• _The task_: Every record that follows must be duplicated exactly, with images left out.

• _Data for this exercise_:
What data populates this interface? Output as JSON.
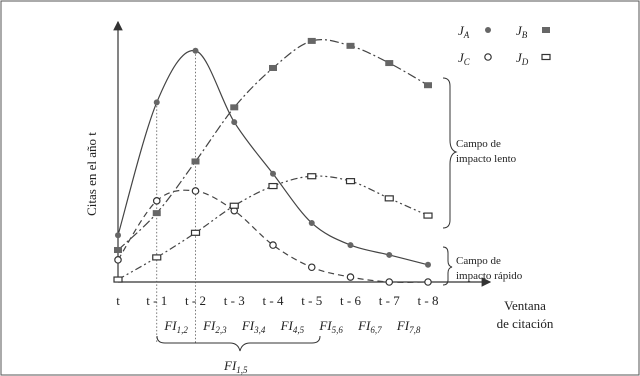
{
  "chart_data": {
    "type": "line",
    "ylabel": "Citas en el año t",
    "xlabel": [
      "Ventana",
      "de citación"
    ],
    "categories": [
      "t",
      "t - 1",
      "t - 2",
      "t - 3",
      "t - 4",
      "t - 5",
      "t - 6",
      "t - 7",
      "t - 8"
    ],
    "grid": false,
    "y_unit_note": "relative citation level, 0 = x-axis, 100 = top of plot",
    "series": [
      {
        "name": "J_A",
        "label_main": "J",
        "label_sub": "A",
        "marker": "filled-circle",
        "line": "solid",
        "values": [
          19,
          73,
          94,
          65,
          44,
          24,
          15,
          11,
          7
        ]
      },
      {
        "name": "J_B",
        "label_main": "J",
        "label_sub": "B",
        "marker": "filled-square",
        "line": "dash-dot",
        "values": [
          13,
          28,
          49,
          71,
          87,
          98,
          96,
          89,
          80
        ]
      },
      {
        "name": "J_C",
        "label_main": "J",
        "label_sub": "C",
        "marker": "open-circle",
        "line": "dashed",
        "values": [
          9,
          33,
          37,
          29,
          15,
          6,
          2,
          0,
          0
        ]
      },
      {
        "name": "J_D",
        "label_main": "J",
        "label_sub": "D",
        "marker": "open-square",
        "line": "dash-dot-dot",
        "values": [
          1,
          10,
          20,
          31,
          39,
          43,
          41,
          34,
          27
        ]
      }
    ],
    "legend_position": "top-right",
    "annotations": {
      "slow_field": [
        "Campo de",
        "impacto lento"
      ],
      "fast_field": [
        "Campo de",
        "impacto rápido"
      ]
    },
    "fi_labels": [
      {
        "main": "FI",
        "sub": "1,2"
      },
      {
        "main": "FI",
        "sub": "2,3"
      },
      {
        "main": "FI",
        "sub": "3,4"
      },
      {
        "main": "FI",
        "sub": "4,5"
      },
      {
        "main": "FI",
        "sub": "5,6"
      },
      {
        "main": "FI",
        "sub": "6,7"
      },
      {
        "main": "FI",
        "sub": "7,8"
      }
    ],
    "fi_group": {
      "main": "FI",
      "sub": "1,5"
    }
  }
}
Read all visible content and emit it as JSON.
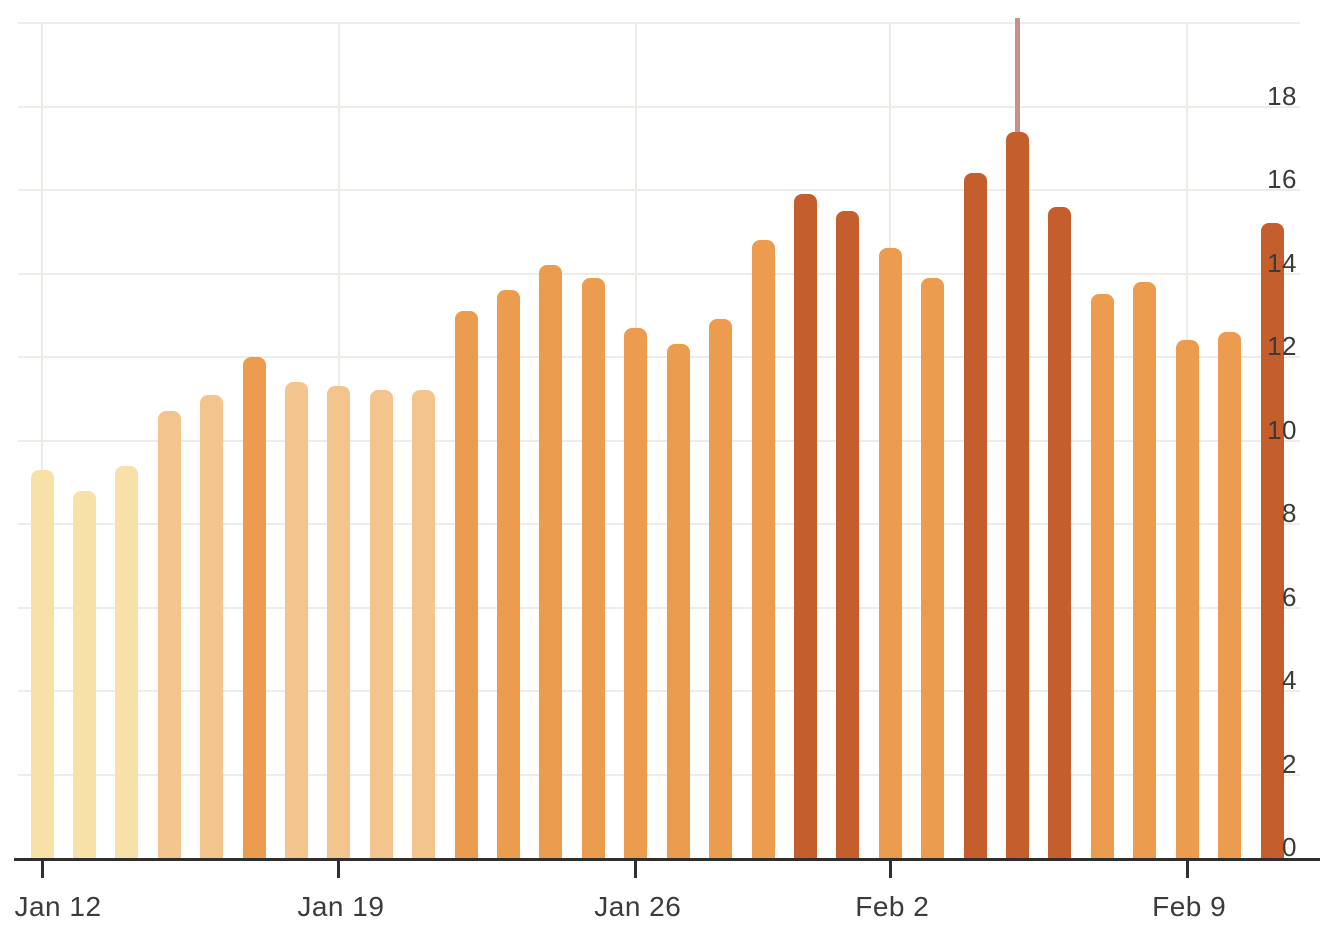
{
  "chart_data": {
    "type": "bar",
    "title": "",
    "xlabel": "",
    "ylabel": "",
    "values": [
      9.3,
      8.8,
      9.4,
      10.7,
      11.1,
      12.0,
      11.4,
      11.3,
      11.2,
      11.2,
      13.1,
      13.6,
      14.2,
      13.9,
      12.7,
      12.3,
      12.9,
      14.8,
      15.9,
      15.5,
      14.6,
      13.9,
      16.4,
      17.4,
      15.6,
      13.5,
      13.8,
      12.4,
      12.6,
      15.2
    ],
    "x_tick_labels": [
      {
        "label": "Jan 12",
        "bar_index": 0
      },
      {
        "label": "Jan 19",
        "bar_index": 7
      },
      {
        "label": "Jan 26",
        "bar_index": 14
      },
      {
        "label": "Feb 2",
        "bar_index": 20
      },
      {
        "label": "Feb 9",
        "bar_index": 27
      }
    ],
    "y_tick_labels": [
      "0",
      "2",
      "4",
      "6",
      "8",
      "10",
      "12",
      "14",
      "16",
      "18"
    ],
    "y_ticks": [
      0,
      2,
      4,
      6,
      8,
      10,
      12,
      14,
      16,
      18
    ],
    "ylim": [
      0,
      20
    ],
    "grid": true,
    "legend_position": "none",
    "y_axis_side": "right",
    "bar_color_rule": [
      {
        "max_exclusive": 10,
        "color_key": "cream"
      },
      {
        "max_exclusive": 12,
        "color_key": "peach"
      },
      {
        "max_exclusive": 15,
        "color_key": "orange"
      },
      {
        "max_exclusive": 99,
        "color_key": "dark"
      }
    ],
    "annotations": [
      {
        "type": "vline",
        "name": "marker-line",
        "bar_index": 23,
        "color": "#C9908B"
      }
    ]
  },
  "colors": {
    "cream": "#F8E0A9",
    "peach": "#F3C48E",
    "orange": "#EC9C4E",
    "dark": "#C45E2C",
    "marker": "#C9908B",
    "grid": "#EFECE8",
    "axis": "#2E2E2E",
    "label": "#3B3B3B",
    "background": "#FFFFFF"
  }
}
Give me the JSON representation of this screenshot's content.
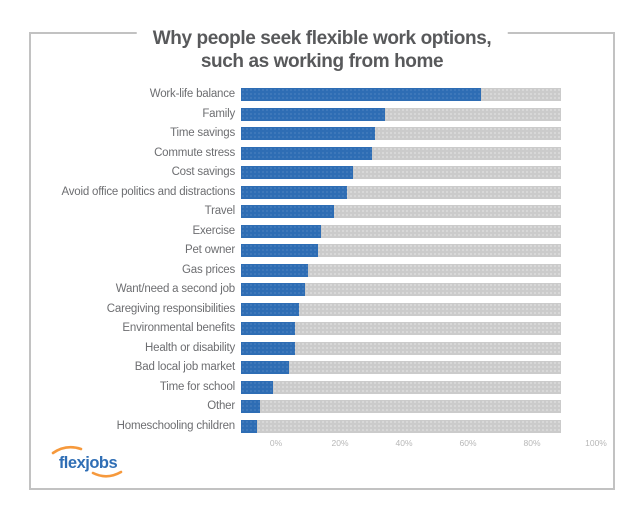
{
  "title": {
    "line1": "Why people seek flexible work options,",
    "line2": "such as working from home"
  },
  "logo": {
    "text": "flexjobs"
  },
  "colors": {
    "bar_fill": "#2e6db4",
    "bar_track": "#cbcbcb",
    "title_text": "#58595b",
    "label_text": "#6d6e71",
    "tick_text": "#b7b7b7",
    "border": "#c2c2c2",
    "logo_blue": "#2f6eb5",
    "logo_orange": "#f6993c"
  },
  "chart_data": {
    "type": "bar",
    "orientation": "horizontal",
    "title": "Why people seek flexible work options, such as working from home",
    "xlabel": "",
    "ylabel": "",
    "xlim": [
      0,
      100
    ],
    "value_unit": "%",
    "grid": false,
    "legend": false,
    "full_length_track": true,
    "x_ticks": [
      "0%",
      "20%",
      "40%",
      "60%",
      "80%",
      "100%"
    ],
    "categories": [
      "Work-life balance",
      "Family",
      "Time savings",
      "Commute stress",
      "Cost savings",
      "Avoid office politics and distractions",
      "Travel",
      "Exercise",
      "Pet owner",
      "Gas prices",
      "Want/need a second job",
      "Caregiving responsibilities",
      "Environmental benefits",
      "Health or disability",
      "Bad local job market",
      "Time for school",
      "Other",
      "Homeschooling children"
    ],
    "values": [
      75,
      45,
      42,
      41,
      35,
      33,
      29,
      25,
      24,
      21,
      20,
      18,
      17,
      17,
      15,
      10,
      6,
      5
    ]
  }
}
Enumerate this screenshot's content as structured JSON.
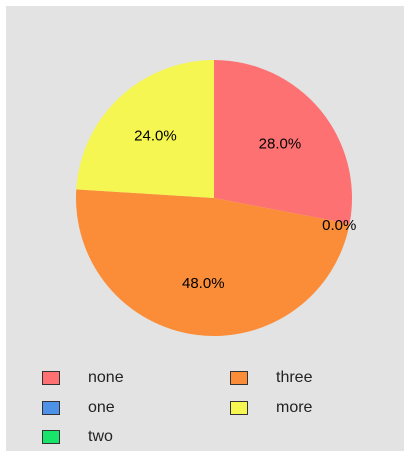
{
  "chart_data": {
    "type": "pie",
    "title": "",
    "categories": [
      "none",
      "one",
      "two",
      "three",
      "more"
    ],
    "values": [
      28.0,
      0.0,
      0.0,
      48.0,
      24.0
    ],
    "colors": [
      "#fd7172",
      "#4d91e8",
      "#18e36b",
      "#fb8d38",
      "#f5f652"
    ],
    "slice_labels": [
      "28.0%",
      "0.0%",
      "0.0%",
      "48.0%",
      "24.0%"
    ],
    "start_angle_deg": 90,
    "direction": "clockwise",
    "legend": {
      "placement": "bottom",
      "items": [
        {
          "label": "none",
          "color": "#fd7172"
        },
        {
          "label": "one",
          "color": "#4d91e8"
        },
        {
          "label": "two",
          "color": "#18e36b"
        },
        {
          "label": "three",
          "color": "#fb8d38"
        },
        {
          "label": "more",
          "color": "#f5f652"
        }
      ]
    }
  }
}
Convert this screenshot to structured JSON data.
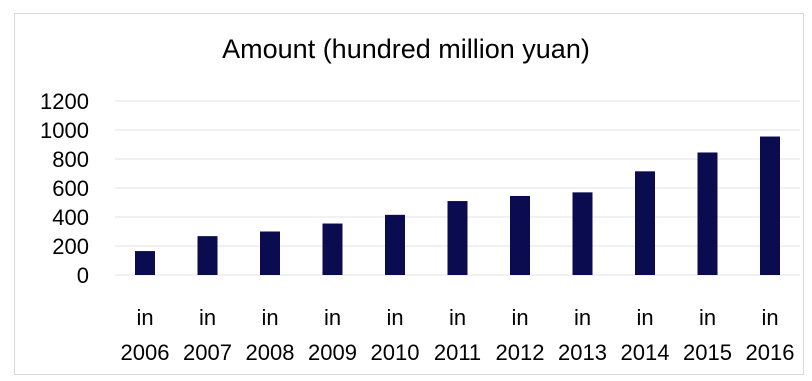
{
  "chart_data": {
    "type": "bar",
    "title": "Amount (hundred million yuan)",
    "xlabel": "",
    "ylabel": "",
    "categories": [
      "in 2006",
      "in 2007",
      "in 2008",
      "in 2009",
      "in 2010",
      "in 2011",
      "in 2012",
      "in 2013",
      "in 2014",
      "in 2015",
      "in 2016"
    ],
    "values": [
      165,
      268,
      300,
      355,
      415,
      510,
      545,
      570,
      715,
      845,
      955
    ],
    "ylim": [
      0,
      1200
    ],
    "yticks": [
      "0",
      "200",
      "400",
      "600",
      "800",
      "1000",
      "1200"
    ],
    "grid": true,
    "legend": "none",
    "bar_color": "#0b0b4f",
    "grid_color": "#e3e3e3"
  }
}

• _Answer to this task_:
What data populates this interface? Output as JSON.
{
  "chart_data": {
    "type": "line",
    "ylabel": "Citas en el año t",
    "xlabel": [
      "Ventana",
      "de citación"
    ],
    "categories": [
      "t",
      "t - 1",
      "t - 2",
      "t - 3",
      "t - 4",
      "t - 5",
      "t - 6",
      "t - 7",
      "t - 8"
    ],
    "grid": false,
    "y_unit_note": "relative citation level, 0 = x-axis, 100 = top of plot",
    "series": [
      {
        "name": "J_A",
        "label_main": "J",
        "label_sub": "A",
        "marker": "filled-circle",
        "line": "solid",
        "values": [
          19,
          73,
          94,
          65,
          44,
          24,
          15,
          11,
          7
        ]
      },
      {
        "name": "J_B",
        "label_main": "J",
        "label_sub": "B",
        "marker": "filled-square",
        "line": "dash-dot",
        "values": [
          13,
          28,
          49,
          71,
          87,
          98,
          96,
          89,
          80
        ]
      },
      {
        "name": "J_C",
        "label_main": "J",
        "label_sub": "C",
        "marker": "open-circle",
        "line": "dashed",
        "values": [
          9,
          33,
          37,
          29,
          15,
          6,
          2,
          0,
          0
        ]
      },
      {
        "name": "J_D",
        "label_main": "J",
        "label_sub": "D",
        "marker": "open-square",
        "line": "dash-dot-dot",
        "values": [
          1,
          10,
          20,
          31,
          39,
          43,
          41,
          34,
          27
        ]
      }
    ],
    "legend_position": "top-right",
    "annotations": {
      "slow_field": [
        "Campo de",
        "impacto lento"
      ],
      "fast_field": [
        "Campo de",
        "impacto rápido"
      ]
    },
    "fi_labels": [
      {
        "main": "FI",
        "sub": "1,2"
      },
      {
        "main": "FI",
        "sub": "2,3"
      },
      {
        "main": "FI",
        "sub": "3,4"
      },
      {
        "main": "FI",
        "sub": "4,5"
      },
      {
        "main": "FI",
        "sub": "5,6"
      },
      {
        "main": "FI",
        "sub": "6,7"
      },
      {
        "main": "FI",
        "sub": "7,8"
      }
    ],
    "fi_group": {
      "main": "FI",
      "sub": "1,5"
    }
  }
}
Read all visible content and emit it as JSON.
{
  "chart_data": {
    "type": "bar",
    "title": "",
    "xlabel": "",
    "ylabel": "",
    "values": [
      9.3,
      8.8,
      9.4,
      10.7,
      11.1,
      12.0,
      11.4,
      11.3,
      11.2,
      11.2,
      13.1,
      13.6,
      14.2,
      13.9,
      12.7,
      12.3,
      12.9,
      14.8,
      15.9,
      15.5,
      14.6,
      13.9,
      16.4,
      17.4,
      15.6,
      13.5,
      13.8,
      12.4,
      12.6,
      15.2
    ],
    "x_tick_labels": [
      {
        "label": "Jan 12",
        "bar_index": 0
      },
      {
        "label": "Jan 19",
        "bar_index": 7
      },
      {
        "label": "Jan 26",
        "bar_index": 14
      },
      {
        "label": "Feb 2",
        "bar_index": 20
      },
      {
        "label": "Feb 9",
        "bar_index": 27
      }
    ],
    "y_tick_labels": [
      "0",
      "2",
      "4",
      "6",
      "8",
      "10",
      "12",
      "14",
      "16",
      "18"
    ],
    "y_ticks": [
      0,
      2,
      4,
      6,
      8,
      10,
      12,
      14,
      16,
      18
    ],
    "ylim": [
      0,
      20
    ],
    "grid": true,
    "legend_position": "none",
    "y_axis_side": "right",
    "bar_color_rule": [
      {
        "max_exclusive": 10,
        "color_key": "cream"
      },
      {
        "max_exclusive": 12,
        "color_key": "peach"
      },
      {
        "max_exclusive": 15,
        "color_key": "orange"
      },
      {
        "max_exclusive": 99,
        "color_key": "dark"
      }
    ],
    "annotations": [
      {
        "type": "vline",
        "name": "marker-line",
        "bar_index": 23,
        "color": "#C9908B"
      }
    ]
  },
  "colors": {
    "cream": "#F8E0A9",
    "peach": "#F3C48E",
    "orange": "#EC9C4E",
    "dark": "#C45E2C",
    "marker": "#C9908B",
    "grid": "#EFECE8",
    "axis": "#2E2E2E",
    "label": "#3B3B3B",
    "background": "#FFFFFF"
  }
}
Give me the JSON representation of this screenshot's content.
{
  "title": {
    "line1": "Why people seek flexible work options,",
    "line2": "such as working from home"
  },
  "logo": {
    "text": "flexjobs"
  },
  "colors": {
    "bar_fill": "#2e6db4",
    "bar_track": "#cbcbcb",
    "title_text": "#58595b",
    "label_text": "#6d6e71",
    "tick_text": "#b7b7b7",
    "border": "#c2c2c2",
    "logo_blue": "#2f6eb5",
    "logo_orange": "#f6993c"
  },
  "chart_data": {
    "type": "bar",
    "orientation": "horizontal",
    "title": "Why people seek flexible work options, such as working from home",
    "xlabel": "",
    "ylabel": "",
    "xlim": [
      0,
      100
    ],
    "value_unit": "%",
    "grid": false,
    "legend": false,
    "full_length_track": true,
    "x_ticks": [
      "0%",
      "20%",
      "40%",
      "60%",
      "80%",
      "100%"
    ],
    "categories": [
      "Work-life balance",
      "Family",
      "Time savings",
      "Commute stress",
      "Cost savings",
      "Avoid office politics and distractions",
      "Travel",
      "Exercise",
      "Pet owner",
      "Gas prices",
      "Want/need a second job",
      "Caregiving responsibilities",
      "Environmental benefits",
      "Health or disability",
      "Bad local job market",
      "Time for school",
      "Other",
      "Homeschooling children"
    ],
    "values": [
      75,
      45,
      42,
      41,
      35,
      33,
      29,
      25,
      24,
      21,
      20,
      18,
      17,
      17,
      15,
      10,
      6,
      5
    ]
  }
}
Enumerate this screenshot's content as structured JSON.
{
  "chart_data": {
    "type": "pie",
    "title": "",
    "categories": [
      "none",
      "one",
      "two",
      "three",
      "more"
    ],
    "values": [
      28.0,
      0.0,
      0.0,
      48.0,
      24.0
    ],
    "colors": [
      "#fd7172",
      "#4d91e8",
      "#18e36b",
      "#fb8d38",
      "#f5f652"
    ],
    "slice_labels": [
      "28.0%",
      "0.0%",
      "0.0%",
      "48.0%",
      "24.0%"
    ],
    "start_angle_deg": 90,
    "direction": "clockwise",
    "legend": {
      "placement": "bottom",
      "items": [
        {
          "label": "none",
          "color": "#fd7172"
        },
        {
          "label": "one",
          "color": "#4d91e8"
        },
        {
          "label": "two",
          "color": "#18e36b"
        },
        {
          "label": "three",
          "color": "#fb8d38"
        },
        {
          "label": "more",
          "color": "#f5f652"
        }
      ]
    }
  }
}
Convert this screenshot to structured JSON data.
{
  "chart_data": {
    "type": "bar",
    "title": "Amount (hundred million yuan)",
    "xlabel": "",
    "ylabel": "",
    "categories": [
      "in 2006",
      "in 2007",
      "in 2008",
      "in 2009",
      "in 2010",
      "in 2011",
      "in 2012",
      "in 2013",
      "in 2014",
      "in 2015",
      "in 2016"
    ],
    "values": [
      165,
      268,
      300,
      355,
      415,
      510,
      545,
      570,
      715,
      845,
      955
    ],
    "ylim": [
      0,
      1200
    ],
    "yticks": [
      "0",
      "200",
      "400",
      "600",
      "800",
      "1000",
      "1200"
    ],
    "grid": true,
    "legend": "none",
    "bar_color": "#0b0b4f",
    "grid_color": "#e3e3e3"
  }
}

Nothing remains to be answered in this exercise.